___ Material for the task
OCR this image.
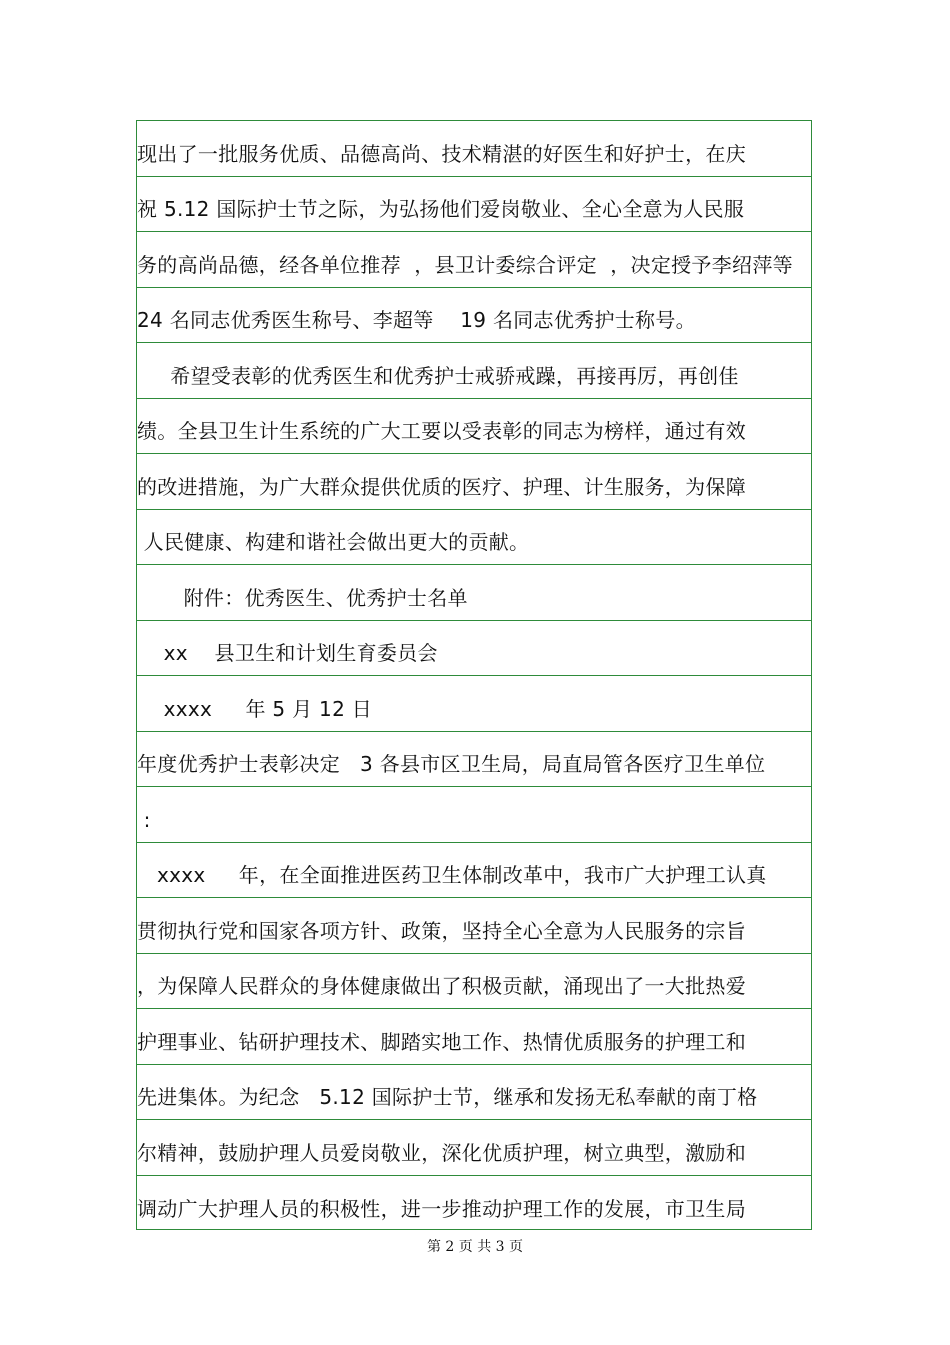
现出了一批服务优质、品德高尚、技术精湛的好医生和好护士，在庆
祝 5.12 国际护士节之际，为弘扬他们爱岗敬业、全心全意为人民服
务的高尚品德，经各单位推荐  ，县卫计委综合评定  ，决定授予李绍萍等
24 名同志优秀医生称号、李超等    19 名同志优秀护士称号。
希望受表彰的优秀医生和优秀护士戒骄戒躁，再接再厉，再创佳
绩。全县卫生计生系统的广大工要以受表彰的同志为榜样，通过有效
的改进措施，为广大群众提供优质的医疗、护理、计生服务，为保障
人民健康、构建和谐社会做出更大的贡献。
附件：优秀医生、优秀护士名单
xx    县卫生和计划生育委员会
xxxx     年 5 月 12 日
年度优秀护士表彰决定   3 各县市区卫生局，局直局管各医疗卫生单位
:
xxxx     年，在全面推进医药卫生体制改革中，我市广大护理工认真
贯彻执行党和国家各项方针、政策，坚持全心全意为人民服务的宗旨
，为保障人民群众的身体健康做出了积极贡献，涌现出了一大批热爱
护理事业、钻研护理技术、脚踏实地工作、热情优质服务的护理工和
先进集体。为纪念   5.12 国际护士节，继承和发扬无私奉献的南丁格
尔精神，鼓励护理人员爱岗敬业，深化优质护理，树立典型，激励和
调动广大护理人员的积极性，进一步推动护理工作的发展，市卫生局
第 2 页 共 3 页
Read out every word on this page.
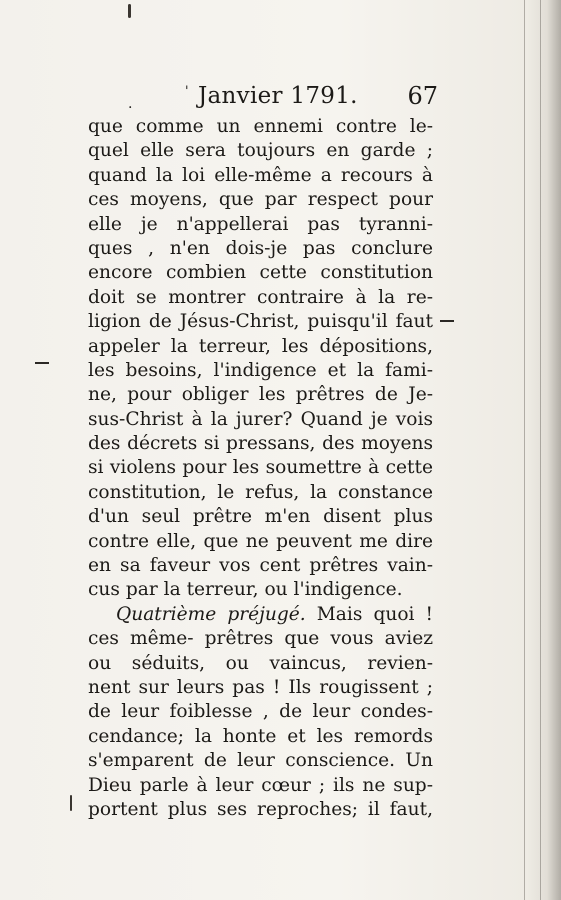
.
' Janvier 1791. 67
que comme un ennemi contre le-
quel elle sera toujours en garde ;
quand la loi elle-même a recours à
ces moyens, que par respect pour
elle je n'appellerai pas tyranni-
ques , n'en dois-je pas conclure
encore combien cette constitution
doit se montrer contraire à la re-
ligion de Jésus-Christ, puisqu'il faut
appeler la terreur, les dépositions,
les besoins, l'indigence et la fami-
ne, pour obliger les prêtres de Je-
sus-Christ à la jurer? Quand je vois
des décrets si pressans, des moyens
si violens pour les soumettre à cette
constitution, le refus, la constance
d'un seul prêtre m'en disent plus
contre elle, que ne peuvent me dire
en sa faveur vos cent prêtres vain-
cus par la terreur, ou l'indigence.
Quatrième préjugé. Mais quoi !
ces même- prêtres que vous aviez
ou séduits, ou vaincus, revien-
nent sur leurs pas ! Ils rougissent ;
de leur foiblesse , de leur condes-
cendance; la honte et les remords
s'emparent de leur conscience. Un
Dieu parle à leur cœur ; ils ne sup-
portent plus ses reproches; il faut,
______
> **Goal**: Within the listing above, copy each line that has the string "indigence".

> **Response to this task**:
les besoins, l'indigence et la fami-
cus par la terreur, ou l'indigence.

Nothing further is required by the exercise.